═════ PROVIDED ENTRIES ═════
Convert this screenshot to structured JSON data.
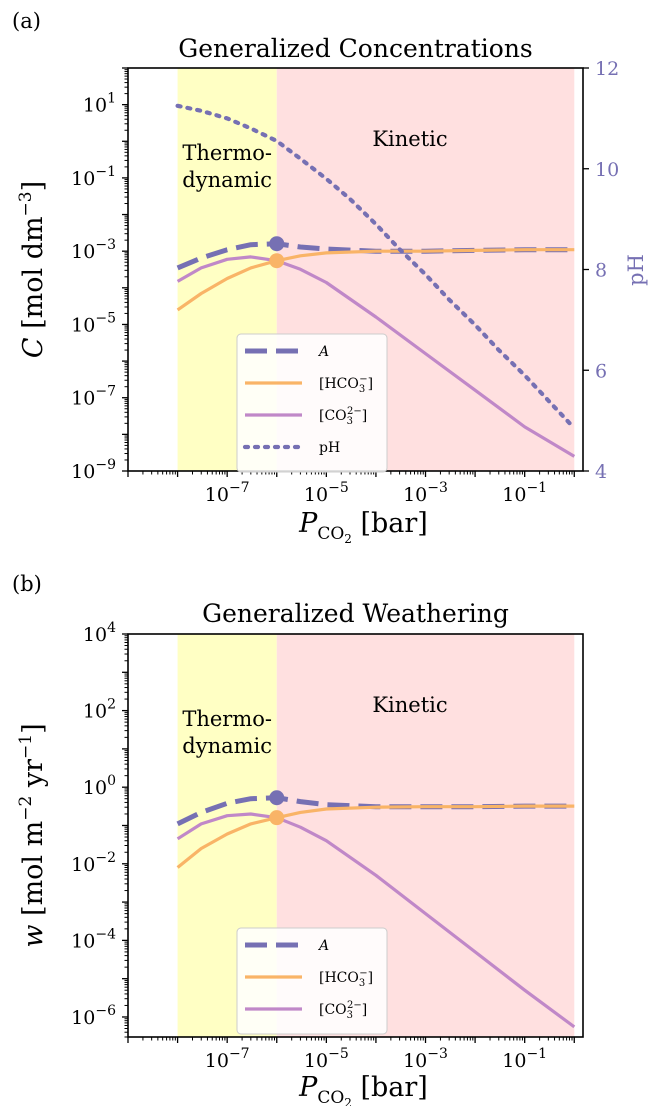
{
  "chart_data": [
    {
      "panel_label": "(a)",
      "type": "line",
      "title": "Generalized Concentrations",
      "xlabel": "P_CO2 [bar]",
      "ylabel": "C [mol dm^-3]",
      "ylabel_right": "pH",
      "x_scale": "log",
      "y_scale": "log",
      "xlim": [
        1e-09,
        1.5
      ],
      "ylim": [
        1e-09,
        100
      ],
      "ylim_right": [
        4,
        12
      ],
      "x_ticks": [
        {
          "value": 1e-07,
          "base": "10",
          "exp": "−7"
        },
        {
          "value": 1e-05,
          "base": "10",
          "exp": "−5"
        },
        {
          "value": 0.001,
          "base": "10",
          "exp": "−3"
        },
        {
          "value": 0.1,
          "base": "10",
          "exp": "−1"
        }
      ],
      "y_ticks": [
        {
          "value": 10,
          "base": "10",
          "exp": "1"
        },
        {
          "value": 0.1,
          "base": "10",
          "exp": "−1"
        },
        {
          "value": 0.001,
          "base": "10",
          "exp": "−3"
        },
        {
          "value": 1e-05,
          "base": "10",
          "exp": "−5"
        },
        {
          "value": 1e-07,
          "base": "10",
          "exp": "−7"
        },
        {
          "value": 1e-09,
          "base": "10",
          "exp": "−9"
        }
      ],
      "y_ticks_right": [
        {
          "value": 12,
          "label": "12"
        },
        {
          "value": 10,
          "label": "10"
        },
        {
          "value": 8,
          "label": "8"
        },
        {
          "value": 6,
          "label": "6"
        },
        {
          "value": 4,
          "label": "4"
        }
      ],
      "regions": [
        {
          "name": "Thermodynamic",
          "label_lines": [
            "Thermo-",
            "dynamic"
          ],
          "x_range": [
            1e-08,
            1e-06
          ],
          "color": "#ffffc4"
        },
        {
          "name": "Kinetic",
          "label_lines": [
            "Kinetic"
          ],
          "x_range": [
            1e-06,
            1.0
          ],
          "color": "#ffe0e0"
        }
      ],
      "legend": {
        "position": "lower-center"
      },
      "series": [
        {
          "name": "A",
          "style": "dashed",
          "color": "#7670b3",
          "axis": "left",
          "x": [
            1e-08,
            3e-08,
            1e-07,
            3e-07,
            1e-06,
            3e-06,
            1e-05,
            0.0001,
            0.001,
            0.01,
            0.1,
            1.0
          ],
          "y": [
            0.00035,
            0.00065,
            0.0011,
            0.0015,
            0.0016,
            0.0013,
            0.00115,
            0.001,
            0.001,
            0.00105,
            0.0011,
            0.0011
          ]
        },
        {
          "name": "[HCO3-]",
          "style": "solid",
          "color": "#f9b467",
          "axis": "left",
          "x": [
            1e-08,
            3e-08,
            1e-07,
            3e-07,
            1e-06,
            3e-06,
            1e-05,
            0.0001,
            0.001,
            0.01,
            0.1,
            1.0
          ],
          "y": [
            2.5e-05,
            7e-05,
            0.00018,
            0.00035,
            0.00055,
            0.00075,
            0.0009,
            0.001,
            0.001,
            0.00105,
            0.0011,
            0.0011
          ]
        },
        {
          "name": "[CO3 2-]",
          "style": "solid",
          "color": "#c088c8",
          "axis": "left",
          "x": [
            1e-08,
            3e-08,
            1e-07,
            3e-07,
            1e-06,
            3e-06,
            1e-05,
            0.0001,
            0.001,
            0.01,
            0.1,
            1.0
          ],
          "y": [
            0.00015,
            0.00035,
            0.0006,
            0.0007,
            0.00055,
            0.00032,
            0.00014,
            1.6e-05,
            1.6e-06,
            1.6e-07,
            1.6e-08,
            2.5e-09
          ]
        },
        {
          "name": "pH",
          "style": "dotted",
          "color": "#7670b3",
          "axis": "right",
          "x": [
            1e-08,
            3e-08,
            1e-07,
            3e-07,
            1e-06,
            3e-06,
            1e-05,
            3e-05,
            0.0001,
            0.0003,
            0.001,
            0.003,
            0.01,
            0.03,
            0.1,
            0.3,
            1.0
          ],
          "y": [
            11.25,
            11.15,
            11.0,
            10.8,
            10.55,
            10.2,
            9.8,
            9.4,
            8.9,
            8.4,
            7.9,
            7.4,
            6.9,
            6.4,
            5.9,
            5.4,
            4.85
          ]
        }
      ],
      "markers": [
        {
          "series": "A",
          "x": 1e-06,
          "y": 0.0016,
          "color": "#7670b3"
        },
        {
          "series": "[HCO3-]",
          "x": 1e-06,
          "y": 0.00055,
          "color": "#f9b467"
        }
      ]
    },
    {
      "panel_label": "(b)",
      "type": "line",
      "title": "Generalized Weathering",
      "xlabel": "P_CO2 [bar]",
      "ylabel": "w [mol m^-2 yr^-1]",
      "x_scale": "log",
      "y_scale": "log",
      "xlim": [
        1e-09,
        1.5
      ],
      "ylim": [
        3e-07,
        10000
      ],
      "x_ticks": [
        {
          "value": 1e-07,
          "base": "10",
          "exp": "−7"
        },
        {
          "value": 1e-05,
          "base": "10",
          "exp": "−5"
        },
        {
          "value": 0.001,
          "base": "10",
          "exp": "−3"
        },
        {
          "value": 0.1,
          "base": "10",
          "exp": "−1"
        }
      ],
      "y_ticks": [
        {
          "value": 10000,
          "base": "10",
          "exp": "4"
        },
        {
          "value": 100,
          "base": "10",
          "exp": "2"
        },
        {
          "value": 1,
          "base": "10",
          "exp": "0"
        },
        {
          "value": 0.01,
          "base": "10",
          "exp": "−2"
        },
        {
          "value": 0.0001,
          "base": "10",
          "exp": "−4"
        },
        {
          "value": 1e-06,
          "base": "10",
          "exp": "−6"
        }
      ],
      "regions": [
        {
          "name": "Thermodynamic",
          "label_lines": [
            "Thermo-",
            "dynamic"
          ],
          "x_range": [
            1e-08,
            1e-06
          ],
          "color": "#ffffc4"
        },
        {
          "name": "Kinetic",
          "label_lines": [
            "Kinetic"
          ],
          "x_range": [
            1e-06,
            1.0
          ],
          "color": "#ffe0e0"
        }
      ],
      "legend": {
        "position": "lower-center"
      },
      "series": [
        {
          "name": "A",
          "style": "dashed",
          "color": "#7670b3",
          "axis": "left",
          "x": [
            1e-08,
            3e-08,
            1e-07,
            3e-07,
            1e-06,
            3e-06,
            1e-05,
            0.0001,
            0.001,
            0.01,
            0.1,
            1.0
          ],
          "y": [
            0.11,
            0.22,
            0.38,
            0.5,
            0.53,
            0.42,
            0.35,
            0.31,
            0.31,
            0.31,
            0.32,
            0.32
          ]
        },
        {
          "name": "[HCO3-]",
          "style": "solid",
          "color": "#f9b467",
          "axis": "left",
          "x": [
            1e-08,
            3e-08,
            1e-07,
            3e-07,
            1e-06,
            3e-06,
            1e-05,
            0.0001,
            0.001,
            0.01,
            0.1,
            1.0
          ],
          "y": [
            0.008,
            0.025,
            0.06,
            0.11,
            0.16,
            0.22,
            0.27,
            0.3,
            0.31,
            0.31,
            0.32,
            0.32
          ]
        },
        {
          "name": "[CO3 2-]",
          "style": "solid",
          "color": "#c088c8",
          "axis": "left",
          "x": [
            1e-08,
            3e-08,
            1e-07,
            3e-07,
            1e-06,
            3e-06,
            1e-05,
            0.0001,
            0.001,
            0.01,
            0.1,
            1.0
          ],
          "y": [
            0.045,
            0.11,
            0.18,
            0.2,
            0.16,
            0.09,
            0.04,
            0.005,
            0.0005,
            5e-05,
            5e-06,
            5.5e-07
          ]
        }
      ],
      "markers": [
        {
          "series": "A",
          "x": 1e-06,
          "y": 0.53,
          "color": "#7670b3"
        },
        {
          "series": "[HCO3-]",
          "x": 1e-06,
          "y": 0.16,
          "color": "#f9b467"
        }
      ]
    }
  ]
}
═════
• TASK DESCRIPTION
Collect each line containing the string "Generalized".

• REPLY TO THE TASK
      "title": "Generalized Concentrations",
      "title": "Generalized Weathering",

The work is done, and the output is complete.